Your instructions: Repeat all the records exactly, omitting pictures.

(Dataset items)
============================================================

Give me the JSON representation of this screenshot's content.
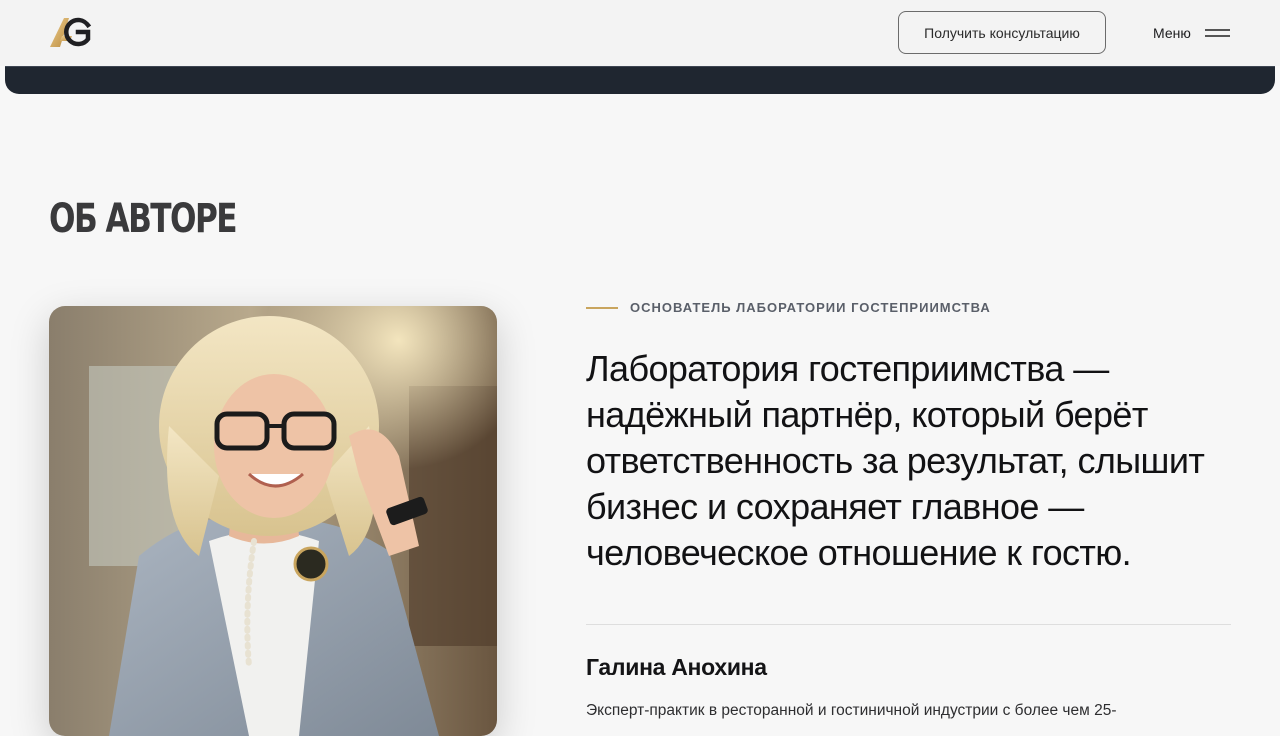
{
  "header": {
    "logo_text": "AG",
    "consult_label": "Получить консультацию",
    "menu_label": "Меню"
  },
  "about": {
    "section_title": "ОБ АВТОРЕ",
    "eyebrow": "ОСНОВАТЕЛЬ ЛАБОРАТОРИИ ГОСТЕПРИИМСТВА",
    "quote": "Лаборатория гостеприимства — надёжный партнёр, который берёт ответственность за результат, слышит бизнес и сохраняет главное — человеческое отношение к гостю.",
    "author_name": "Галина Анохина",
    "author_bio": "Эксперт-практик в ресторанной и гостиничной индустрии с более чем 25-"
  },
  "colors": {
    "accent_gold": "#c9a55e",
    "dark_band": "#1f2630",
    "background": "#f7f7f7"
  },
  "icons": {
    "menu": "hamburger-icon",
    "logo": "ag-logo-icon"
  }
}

============================================================

Full response:
Give me the JSON representation of this screenshot's content.
{
  "header": {
    "logo_text": "AG",
    "consult_label": "Получить консультацию",
    "menu_label": "Меню"
  },
  "about": {
    "section_title": "ОБ АВТОРЕ",
    "eyebrow": "ОСНОВАТЕЛЬ ЛАБОРАТОРИИ ГОСТЕПРИИМСТВА",
    "quote": "Лаборатория гостеприимства — надёжный партнёр, который берёт ответственность за результат, слышит бизнес и сохраняет главное — человеческое отношение к гостю.",
    "author_name": "Галина Анохина",
    "author_bio": "Эксперт-практик в ресторанной и гостиничной индустрии с более чем 25-"
  },
  "colors": {
    "accent_gold": "#c9a55e",
    "dark_band": "#1f2630",
    "background": "#f7f7f7"
  },
  "icons": {
    "menu": "hamburger-icon",
    "logo": "ag-logo-icon"
  }
}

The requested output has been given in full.